◆ **Directions**
Copy the data from the line that contains "Transcribe the text in this document." to its last line, exactly, including both of those lines and leaving out everything before.

(Data entries)
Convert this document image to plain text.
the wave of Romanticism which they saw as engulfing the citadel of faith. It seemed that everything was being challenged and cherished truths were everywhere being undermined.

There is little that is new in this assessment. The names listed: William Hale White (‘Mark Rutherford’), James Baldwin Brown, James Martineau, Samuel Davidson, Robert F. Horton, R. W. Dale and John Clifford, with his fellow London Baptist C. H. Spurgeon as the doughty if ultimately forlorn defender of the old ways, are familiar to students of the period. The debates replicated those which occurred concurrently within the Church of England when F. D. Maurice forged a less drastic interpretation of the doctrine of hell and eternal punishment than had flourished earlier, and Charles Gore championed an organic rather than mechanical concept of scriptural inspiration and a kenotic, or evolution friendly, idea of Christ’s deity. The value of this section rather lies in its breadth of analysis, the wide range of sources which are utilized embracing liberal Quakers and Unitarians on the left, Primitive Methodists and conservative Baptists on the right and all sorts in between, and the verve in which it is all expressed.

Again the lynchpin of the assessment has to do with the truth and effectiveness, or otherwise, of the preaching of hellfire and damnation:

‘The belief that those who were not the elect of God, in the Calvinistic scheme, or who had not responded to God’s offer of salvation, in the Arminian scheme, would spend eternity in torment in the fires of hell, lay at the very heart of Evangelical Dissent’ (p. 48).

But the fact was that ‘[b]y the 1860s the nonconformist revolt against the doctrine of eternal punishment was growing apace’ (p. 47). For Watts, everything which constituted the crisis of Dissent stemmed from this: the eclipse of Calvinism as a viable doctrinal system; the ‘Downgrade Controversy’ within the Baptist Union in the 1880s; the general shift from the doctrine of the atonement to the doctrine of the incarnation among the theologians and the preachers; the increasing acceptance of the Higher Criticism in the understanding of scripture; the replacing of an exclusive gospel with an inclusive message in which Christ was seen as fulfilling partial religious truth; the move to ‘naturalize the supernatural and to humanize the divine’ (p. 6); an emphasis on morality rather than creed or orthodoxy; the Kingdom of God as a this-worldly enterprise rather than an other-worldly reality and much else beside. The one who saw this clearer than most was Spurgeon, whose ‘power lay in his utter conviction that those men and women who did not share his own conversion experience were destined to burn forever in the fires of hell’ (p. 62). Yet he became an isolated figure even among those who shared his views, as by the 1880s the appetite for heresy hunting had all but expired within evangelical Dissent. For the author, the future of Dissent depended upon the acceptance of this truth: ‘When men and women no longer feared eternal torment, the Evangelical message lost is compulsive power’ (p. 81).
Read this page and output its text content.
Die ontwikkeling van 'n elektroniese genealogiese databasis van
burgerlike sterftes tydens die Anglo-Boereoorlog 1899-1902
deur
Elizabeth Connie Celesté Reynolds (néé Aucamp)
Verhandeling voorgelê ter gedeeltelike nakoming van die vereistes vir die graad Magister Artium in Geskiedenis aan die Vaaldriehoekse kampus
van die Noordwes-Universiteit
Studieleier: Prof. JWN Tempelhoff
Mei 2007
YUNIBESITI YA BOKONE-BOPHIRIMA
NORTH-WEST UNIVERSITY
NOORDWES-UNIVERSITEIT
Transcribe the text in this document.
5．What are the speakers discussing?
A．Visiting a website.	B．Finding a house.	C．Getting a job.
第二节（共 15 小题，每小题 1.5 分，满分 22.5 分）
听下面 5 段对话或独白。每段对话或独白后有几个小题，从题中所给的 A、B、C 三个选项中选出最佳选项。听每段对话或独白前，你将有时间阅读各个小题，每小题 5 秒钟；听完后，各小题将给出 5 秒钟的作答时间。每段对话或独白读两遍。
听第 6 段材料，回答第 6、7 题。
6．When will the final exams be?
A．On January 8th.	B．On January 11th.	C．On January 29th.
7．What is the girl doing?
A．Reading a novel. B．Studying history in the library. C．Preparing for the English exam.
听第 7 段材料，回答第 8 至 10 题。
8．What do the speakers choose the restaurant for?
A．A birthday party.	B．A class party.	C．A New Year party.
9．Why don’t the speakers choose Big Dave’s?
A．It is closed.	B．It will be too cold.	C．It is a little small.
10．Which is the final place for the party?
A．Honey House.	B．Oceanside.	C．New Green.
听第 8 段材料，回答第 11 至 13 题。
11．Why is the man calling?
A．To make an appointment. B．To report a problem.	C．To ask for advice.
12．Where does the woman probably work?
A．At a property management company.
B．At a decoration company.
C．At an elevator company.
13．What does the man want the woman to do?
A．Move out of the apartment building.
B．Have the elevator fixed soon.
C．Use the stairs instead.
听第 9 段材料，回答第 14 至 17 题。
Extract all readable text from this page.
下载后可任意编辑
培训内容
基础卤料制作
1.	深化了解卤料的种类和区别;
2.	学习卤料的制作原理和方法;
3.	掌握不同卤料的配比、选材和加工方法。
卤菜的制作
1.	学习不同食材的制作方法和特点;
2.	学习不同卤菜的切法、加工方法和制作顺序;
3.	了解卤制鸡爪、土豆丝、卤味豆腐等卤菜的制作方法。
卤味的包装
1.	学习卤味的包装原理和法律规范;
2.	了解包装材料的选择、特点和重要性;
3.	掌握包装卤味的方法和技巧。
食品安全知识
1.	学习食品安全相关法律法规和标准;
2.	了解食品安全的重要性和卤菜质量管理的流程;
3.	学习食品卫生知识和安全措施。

◆ **Problem solution**
Transcribe the text in this document.
5．What are the speakers discussing?
A．Visiting a website.	B．Finding a house.	C．Getting a job.
第二节（共 15 小题，每小题 1.5 分，满分 22.5 分）
听下面 5 段对话或独白。每段对话或独白后有几个小题，从题中所给的 A、B、C 三个选项中选出最佳选项。听每段对话或独白前，你将有时间阅读各个小题，每小题 5 秒钟；听完后，各小题将给出 5 秒钟的作答时间。每段对话或独白读两遍。
听第 6 段材料，回答第 6、7 题。
6．When will the final exams be?
A．On January 8th.	B．On January 11th.	C．On January 29th.
7．What is the girl doing?
A．Reading a novel. B．Studying history in the library. C．Preparing for the English exam.
听第 7 段材料，回答第 8 至 10 题。
8．What do the speakers choose the restaurant for?
A．A birthday party.	B．A class party.	C．A New Year party.
9．Why don’t the speakers choose Big Dave’s?
A．It is closed.	B．It will be too cold.	C．It is a little small.
10．Which is the final place for the party?
A．Honey House.	B．Oceanside.	C．New Green.
听第 8 段材料，回答第 11 至 13 题。
11．Why is the man calling?
A．To make an appointment. B．To report a problem.	C．To ask for advice.
12．Where does the woman probably work?
A．At a property management company.
B．At a decoration company.
C．At an elevator company.
13．What does the man want the woman to do?
A．Move out of the apartment building.
B．Have the elevator fixed soon.
C．Use the stairs instead.
听第 9 段材料，回答第 14 至 17 题。
Extract all readable text from this page.
下载后可任意编辑
培训内容
基础卤料制作
1.	深化了解卤料的种类和区别;
2.	学习卤料的制作原理和方法;
3.	掌握不同卤料的配比、选材和加工方法。
卤菜的制作
1.	学习不同食材的制作方法和特点;
2.	学习不同卤菜的切法、加工方法和制作顺序;
3.	了解卤制鸡爪、土豆丝、卤味豆腐等卤菜的制作方法。
卤味的包装
1.	学习卤味的包装原理和法律规范;
2.	了解包装材料的选择、特点和重要性;
3.	掌握包装卤味的方法和技巧。
食品安全知识
1.	学习食品安全相关法律法规和标准;
2.	了解食品安全的重要性和卤菜质量管理的流程;
3.	学习食品卫生知识和安全措施。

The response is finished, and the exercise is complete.